The entries below should be given again exactly, minus their pictures.
☆ ☆ ☆ ☆ ☆ ☆ ☆
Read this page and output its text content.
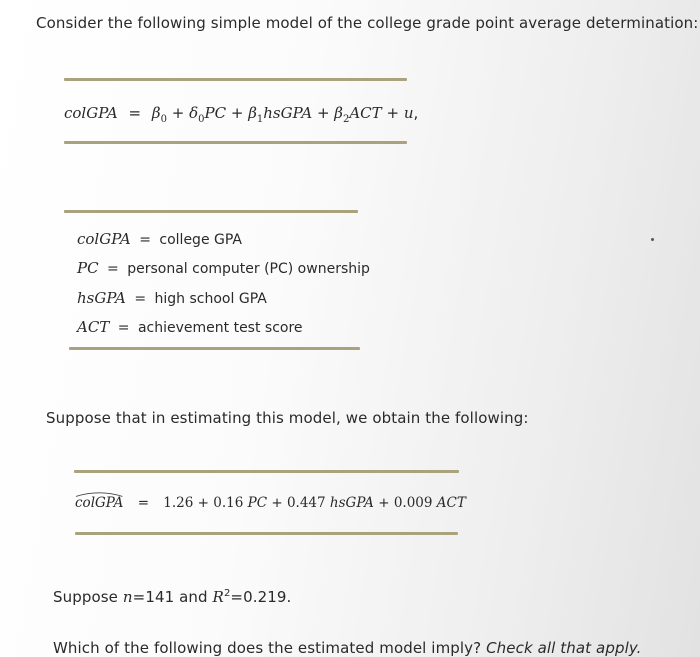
Consider the following simple model of the college grade point average determination:
colGPA = $\beta_0 + \delta_0PC$ + $\beta_1hsGPA + \beta_2ACT + u$,
colGPA = college GPA
PC = personal computer (PC) ownership
hsGPA = high school GPA
ACT = achievement test score
Suppose that in estimating this model, we obtain the following:
colGPA = 1.26 + 0.16 PC + 0.447 hsGPA + 0.009 ACT
Suppose n=141 and $R^2=0.219$.
Which of the following does the estimated model imply? Check all that apply.
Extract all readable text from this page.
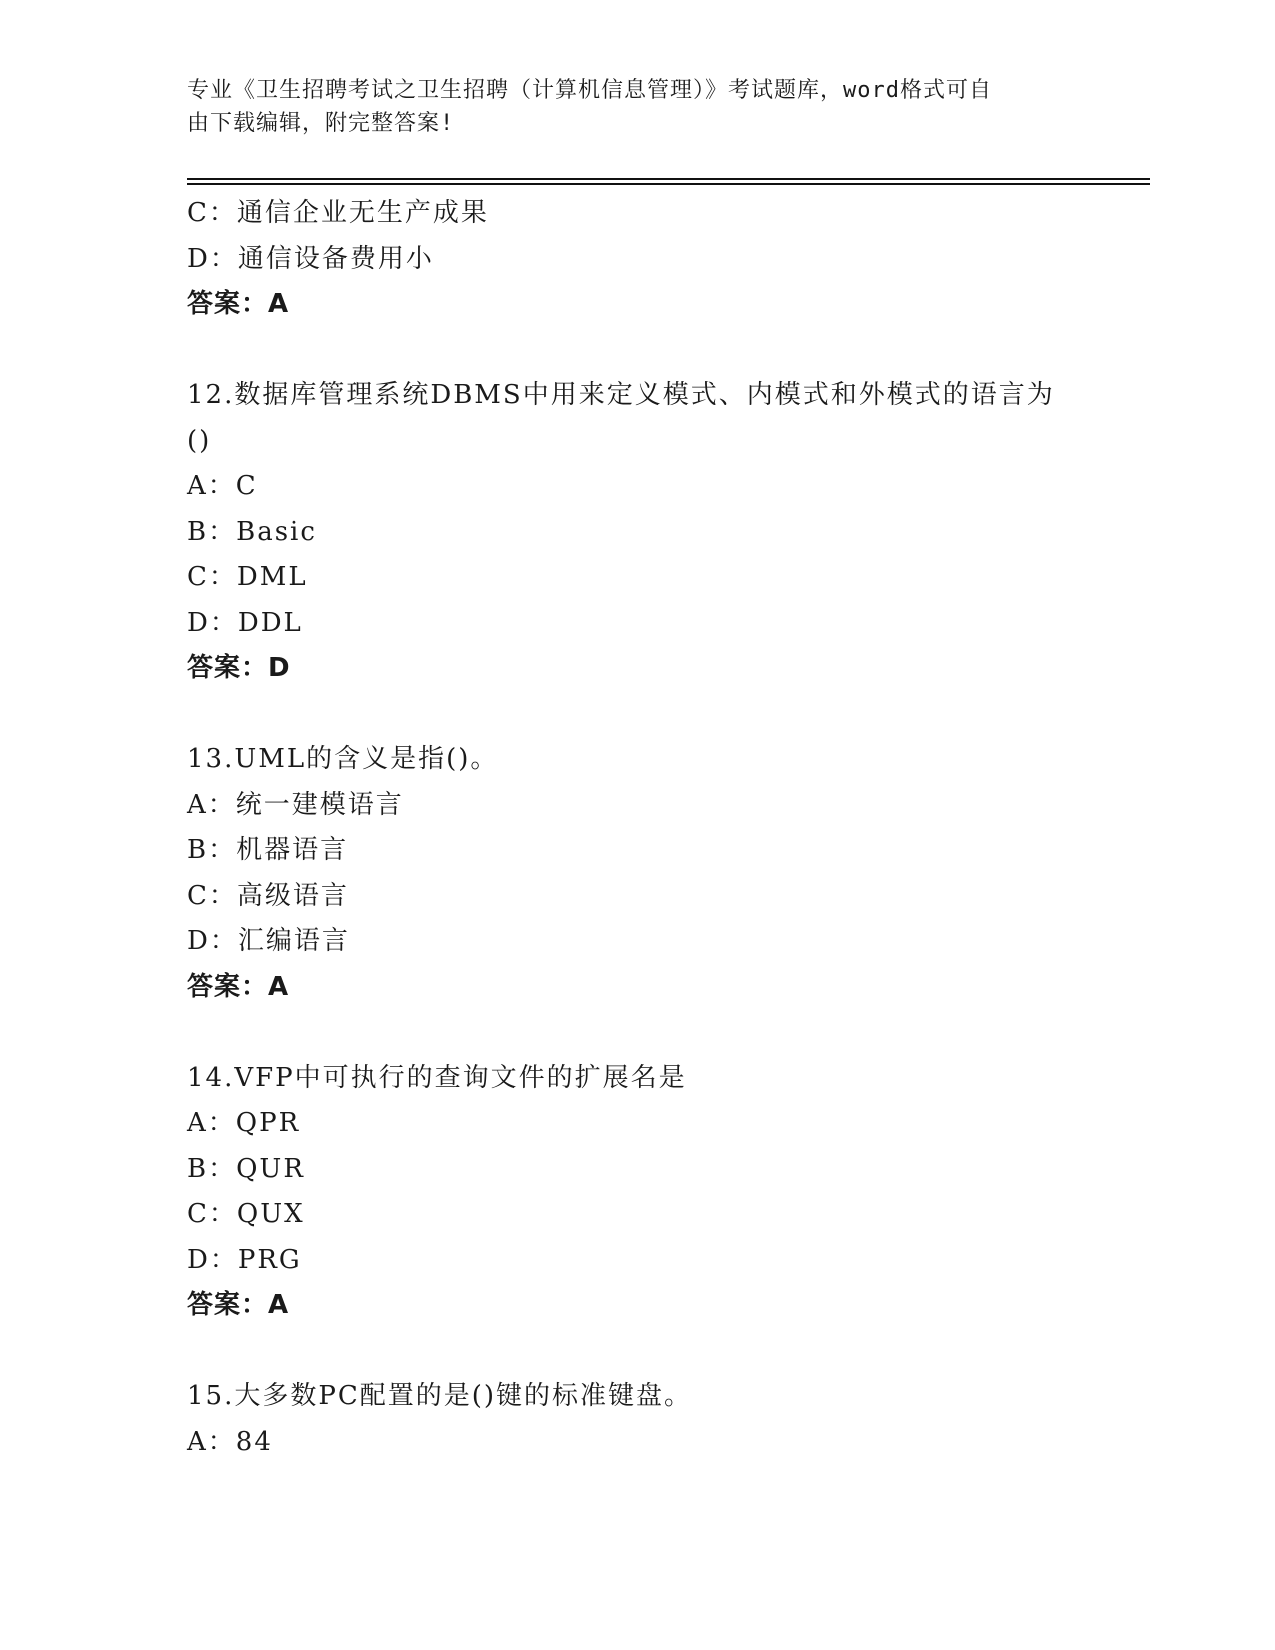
专业《卫生招聘考试之卫生招聘（计算机信息管理）》考试题库，word格式可自
由下载编辑，附完整答案!
C：通信企业无生产成果
D：通信设备费用小
答案：A
12.数据库管理系统DBMS中用来定义模式、内模式和外模式的语言为
()
A：C
B：Basic
C：DML
D：DDL
答案：D
13.UML的含义是指()。
A：统一建模语言
B：机器语言
C：高级语言
D：汇编语言
答案：A
14.VFP中可执行的查询文件的扩展名是
A：QPR
B：QUR
C：QUX
D：PRG
答案：A
15.大多数PC配置的是()键的标准键盘。
A：84
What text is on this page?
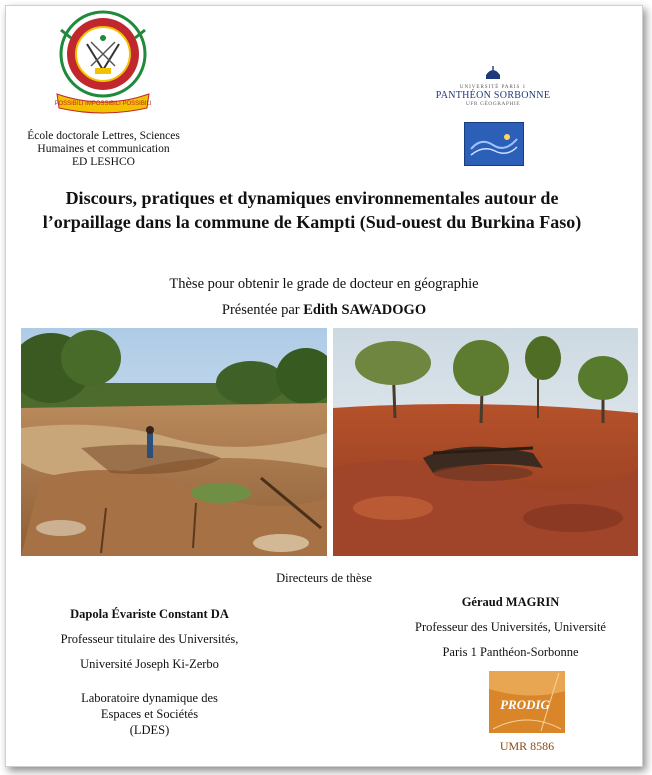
POSSIBILI IMPOSSIBILI POSSIBILI
UNIVERSITÉ PARIS 1
PANTHÉON SORBONNE
UFR GÉOGRAPHIE
École doctorale Lettres, Sciences
Humaines et communication
ED LESHCO
Discours, pratiques et dynamiques environnementales autour de l’orpaillage dans la commune de Kampti (Sud-ouest du Burkina Faso)
Thèse pour obtenir le grade de docteur en géographie
Présentée par Edith SAWADOGO
Directeurs de thèse
Dapola Évariste Constant DA
Professeur titulaire des Universités,
Université Joseph Ki-Zerbo
Géraud MAGRIN
Professeur des Universités, Université
Paris 1 Panthéon-Sorbonne
Laboratoire dynamique des
Espaces et Sociétés
(LDES)
PRODIG
UMR 8586
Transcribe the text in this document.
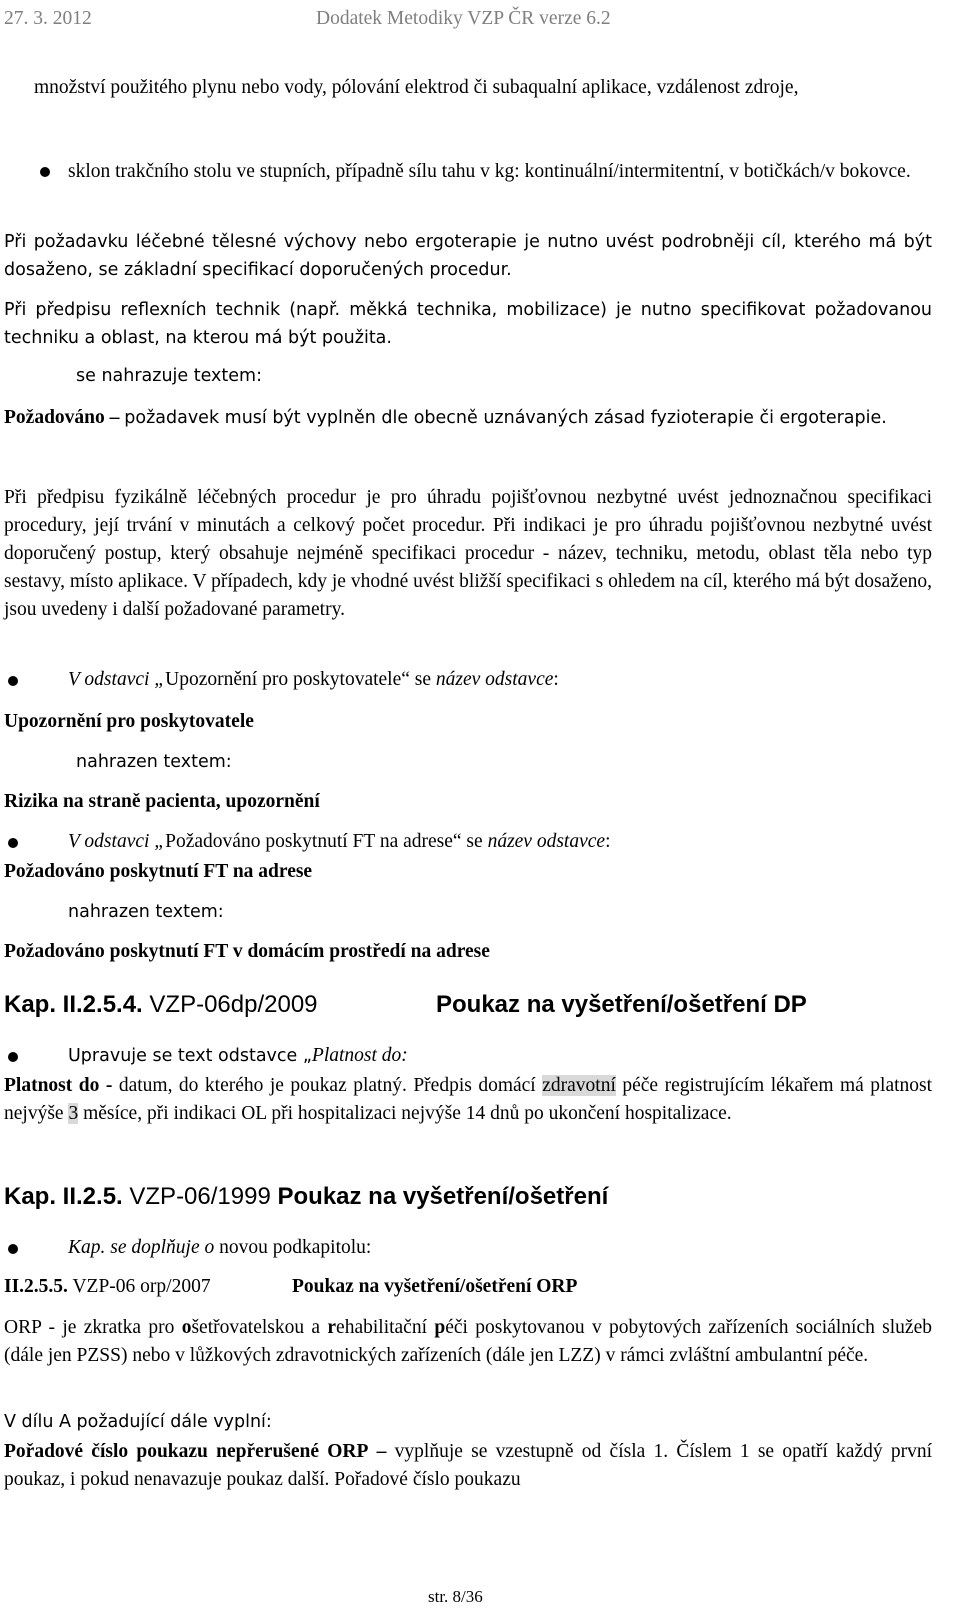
27. 3. 2012	Dodatek Metodiky VZP ČR verze 6.2

množství použitého plynu nebo vody, pólování elektrod či subaqualní aplikace, vzdálenost zdroje,

sklon trakčního stolu ve stupních, případně sílu tahu v kg: kontinuální/intermitentní, v botičkách/v bokovce.

Při požadavku léčebné tělesné výchovy nebo ergoterapie je nutno uvést podrobněji cíl, kterého má být dosaženo, se základní specifikací doporučených procedur.

Při předpisu reflexních technik (např. měkká technika, mobilizace) je nutno specifikovat požadovanou techniku a oblast, na kterou má být použita.

se nahrazuje textem:

Požadováno – požadavek musí být vyplněn dle obecně uznávaných zásad fyzioterapie či ergoterapie.

Při předpisu fyzikálně léčebných procedur je pro úhradu pojišťovnou nezbytné uvést jednoznačnou specifikaci procedury, její trvání v minutách a celkový počet procedur. Při indikaci je pro úhradu pojišťovnou nezbytné uvést doporučený postup, který obsahuje nejméně specifikaci procedur - název, techniku, metodu, oblast těla nebo typ sestavy, místo aplikace. V případech, kdy je vhodné uvést bližší specifikaci s ohledem na cíl, kterého má být dosaženo, jsou uvedeny i další požadované parametry.

V odstavci „Upozornění pro poskytovatele“ se název odstavce:

Upozornění pro poskytovatele

nahrazen textem:

Rizika na straně pacienta, upozornění

V odstavci „Požadováno poskytnutí FT na adrese“ se název odstavce:

Požadováno poskytnutí FT na adrese

nahrazen textem:

Požadováno poskytnutí FT v domácím prostředí na adrese

Kap. II.2.5.4. VZP-06dp/2009	Poukaz na vyšetření/ošetření DP

Upravuje se text odstavce „Platnost do:

Platnost do - datum, do kterého je poukaz platný. Předpis domácí zdravotní péče registrujícím lékařem má platnost nejvýše 3 měsíce, při indikaci OL při hospitalizaci nejvýše 14 dnů po ukončení hospitalizace.

Kap. II.2.5. VZP-06/1999 Poukaz na vyšetření/ošetření

Kap. se doplňuje o novou podkapitolu:

II.2.5.5. VZP-06 orp/2007	Poukaz na vyšetření/ošetření ORP

ORP - je zkratka pro ošetřovatelskou a rehabilitační péči poskytovanou v pobytových zařízeních sociálních služeb (dále jen PZSS) nebo v lůžkových zdravotnických zařízeních (dále jen LZZ) v rámci zvláštní ambulantní péče.

V dílu A požadující dále vyplní:

Pořadové číslo poukazu nepřerušené ORP – vyplňuje se vzestupně od čísla 1. Číslem 1 se opatří každý první poukaz, i pokud nenavazuje poukaz další. Pořadové číslo poukazu

str. 8/36
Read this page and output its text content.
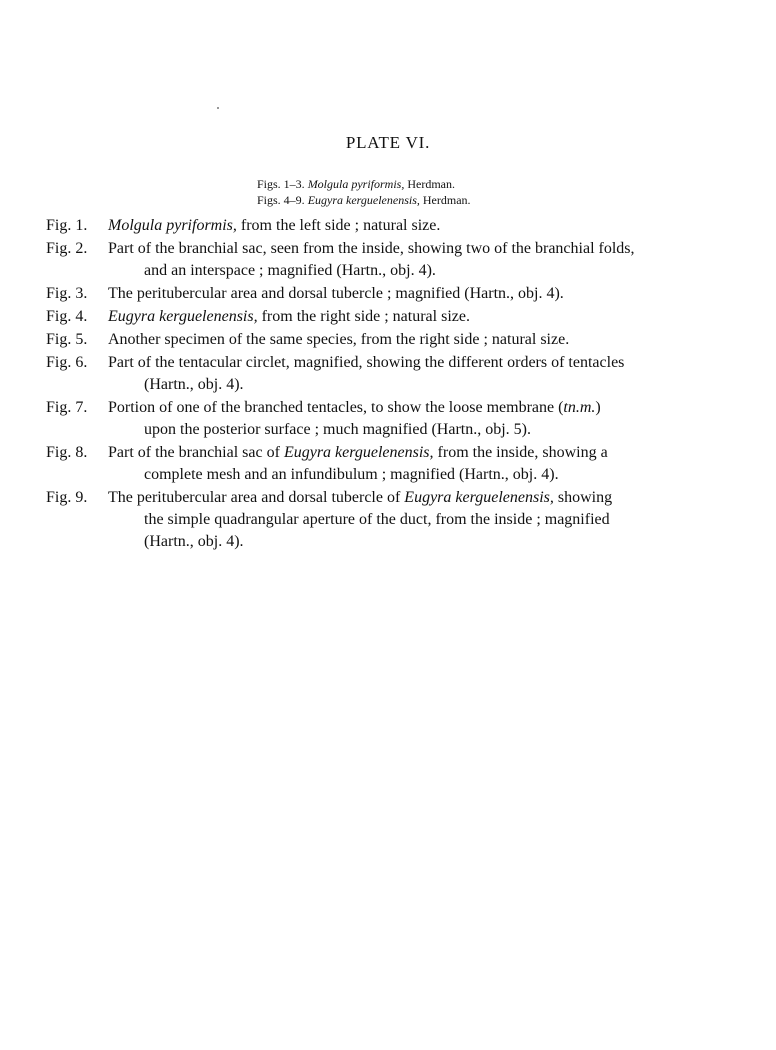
PLATE VI.
Figs. 1–3. Molgula pyriformis, Herdman.
Figs. 4–9. Eugyra kerguelenensis, Herdman.
Fig. 1. Molgula pyriformis, from the left side ; natural size.
Fig. 2. Part of the branchial sac, seen from the inside, showing two of the branchial folds,
and an interspace ; magnified (Hartn., obj. 4).
Fig. 3. The peritubercular area and dorsal tubercle ; magnified (Hartn., obj. 4).
Fig. 4. Eugyra kerguelenensis, from the right side ; natural size.
Fig. 5. Another specimen of the same species, from the right side ; natural size.
Fig. 6. Part of the tentacular circlet, magnified, showing the different orders of tentacles
(Hartn., obj. 4).
Fig. 7. Portion of one of the branched tentacles, to show the loose membrane (tn.m.)
upon the posterior surface ; much magnified (Hartn., obj. 5).
Fig. 8. Part of the branchial sac of Eugyra kerguelenensis, from the inside, showing a
complete mesh and an infundibulum ; magnified (Hartn., obj. 4).
Fig. 9. The peritubercular area and dorsal tubercle of Eugyra kerguelenensis, showing
the simple quadrangular aperture of the duct, from the inside ; magnified
(Hartn., obj. 4).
☆ ☆ ☆ ☆ ☆ ☆ ☆
▶ **Finished answer**:
Read this page and output its text content.
Consider the following simple model of the college grade point average determination:
colGPA = $\beta_0 + \delta_0PC$ + $\beta_1hsGPA + \beta_2ACT + u$,
colGPA = college GPA
PC = personal computer (PC) ownership
hsGPA = high school GPA
ACT = achievement test score
Suppose that in estimating this model, we obtain the following:
colGPA = 1.26 + 0.16 PC + 0.447 hsGPA + 0.009 ACT
Suppose n=141 and $R^2=0.219$.
Which of the following does the estimated model imply? Check all that apply.
Extract all readable text from this page.
专业《卫生招聘考试之卫生招聘（计算机信息管理）》考试题库，word格式可自
由下载编辑，附完整答案!
C：通信企业无生产成果
D：通信设备费用小
答案：A
12.数据库管理系统DBMS中用来定义模式、内模式和外模式的语言为
()
A：C
B：Basic
C：DML
D：DDL
答案：D
13.UML的含义是指()。
A：统一建模语言
B：机器语言
C：高级语言
D：汇编语言
答案：A
14.VFP中可执行的查询文件的扩展名是
A：QPR
B：QUR
C：QUX
D：PRG
答案：A
15.大多数PC配置的是()键的标准键盘。
A：84
What text is on this page?
POSSIBILI IMPOSSIBILI POSSIBILI
UNIVERSITÉ PARIS 1
PANTHÉON SORBONNE
UFR GÉOGRAPHIE
École doctorale Lettres, Sciences
Humaines et communication
ED LESHCO
Discours, pratiques et dynamiques environnementales autour de l’orpaillage dans la commune de Kampti (Sud-ouest du Burkina Faso)
Thèse pour obtenir le grade de docteur en géographie
Présentée par Edith SAWADOGO
Directeurs de thèse
Dapola Évariste Constant DA
Professeur titulaire des Universités,
Université Joseph Ki-Zerbo
Géraud MAGRIN
Professeur des Universités, Université
Paris 1 Panthéon-Sorbonne
Laboratoire dynamique des
Espaces et Sociétés
(LDES)
PRODIG
UMR 8586
Transcribe the text in this document.
27. 3. 2012	Dodatek Metodiky VZP ČR verze 6.2

množství použitého plynu nebo vody, pólování elektrod či subaqualní aplikace, vzdálenost zdroje,

sklon trakčního stolu ve stupních, případně sílu tahu v kg: kontinuální/intermitentní, v botičkách/v bokovce.

Při požadavku léčebné tělesné výchovy nebo ergoterapie je nutno uvést podrobněji cíl, kterého má být dosaženo, se základní specifikací doporučených procedur.

Při předpisu reflexních technik (např. měkká technika, mobilizace) je nutno specifikovat požadovanou techniku a oblast, na kterou má být použita.

se nahrazuje textem:

Požadováno – požadavek musí být vyplněn dle obecně uznávaných zásad fyzioterapie či ergoterapie.

Při předpisu fyzikálně léčebných procedur je pro úhradu pojišťovnou nezbytné uvést jednoznačnou specifikaci procedury, její trvání v minutách a celkový počet procedur. Při indikaci je pro úhradu pojišťovnou nezbytné uvést doporučený postup, který obsahuje nejméně specifikaci procedur - název, techniku, metodu, oblast těla nebo typ sestavy, místo aplikace. V případech, kdy je vhodné uvést bližší specifikaci s ohledem na cíl, kterého má být dosaženo, jsou uvedeny i další požadované parametry.

V odstavci „Upozornění pro poskytovatele“ se název odstavce:

Upozornění pro poskytovatele

nahrazen textem:

Rizika na straně pacienta, upozornění

V odstavci „Požadováno poskytnutí FT na adrese“ se název odstavce:

Požadováno poskytnutí FT na adrese

nahrazen textem:

Požadováno poskytnutí FT v domácím prostředí na adrese

Kap. II.2.5.4. VZP-06dp/2009	Poukaz na vyšetření/ošetření DP

Upravuje se text odstavce „Platnost do:

Platnost do - datum, do kterého je poukaz platný. Předpis domácí zdravotní péče registrujícím lékařem má platnost nejvýše 3 měsíce, při indikaci OL při hospitalizaci nejvýše 14 dnů po ukončení hospitalizace.

Kap. II.2.5. VZP-06/1999 Poukaz na vyšetření/ošetření

Kap. se doplňuje o novou podkapitolu:

II.2.5.5. VZP-06 orp/2007	Poukaz na vyšetření/ošetření ORP

ORP - je zkratka pro ošetřovatelskou a rehabilitační péči poskytovanou v pobytových zařízeních sociálních služeb (dále jen PZSS) nebo v lůžkových zdravotnických zařízeních (dále jen LZZ) v rámci zvláštní ambulantní péče.

V dílu A požadující dále vyplní:

Pořadové číslo poukazu nepřerušené ORP – vyplňuje se vzestupně od čísla 1. Číslem 1 se opatří každý první poukaz, i pokud nenavazuje poukaz další. Pořadové číslo poukazu

str. 8/36
Read this page and output its text content.
PLATE VI.
Figs. 1–3. Molgula pyriformis, Herdman.
Figs. 4–9. Eugyra kerguelenensis, Herdman.
Fig. 1. Molgula pyriformis, from the left side ; natural size.
Fig. 2. Part of the branchial sac, seen from the inside, showing two of the branchial folds,
and an interspace ; magnified (Hartn., obj. 4).
Fig. 3. The peritubercular area and dorsal tubercle ; magnified (Hartn., obj. 4).
Fig. 4. Eugyra kerguelenensis, from the right side ; natural size.
Fig. 5. Another specimen of the same species, from the right side ; natural size.
Fig. 6. Part of the tentacular circlet, magnified, showing the different orders of tentacles
(Hartn., obj. 4).
Fig. 7. Portion of one of the branched tentacles, to show the loose membrane (tn.m.)
upon the posterior surface ; much magnified (Hartn., obj. 5).
Fig. 8. Part of the branchial sac of Eugyra kerguelenensis, from the inside, showing a
complete mesh and an infundibulum ; magnified (Hartn., obj. 4).
Fig. 9. The peritubercular area and dorsal tubercle of Eugyra kerguelenensis, showing
the simple quadrangular aperture of the duct, from the inside ; magnified
(Hartn., obj. 4).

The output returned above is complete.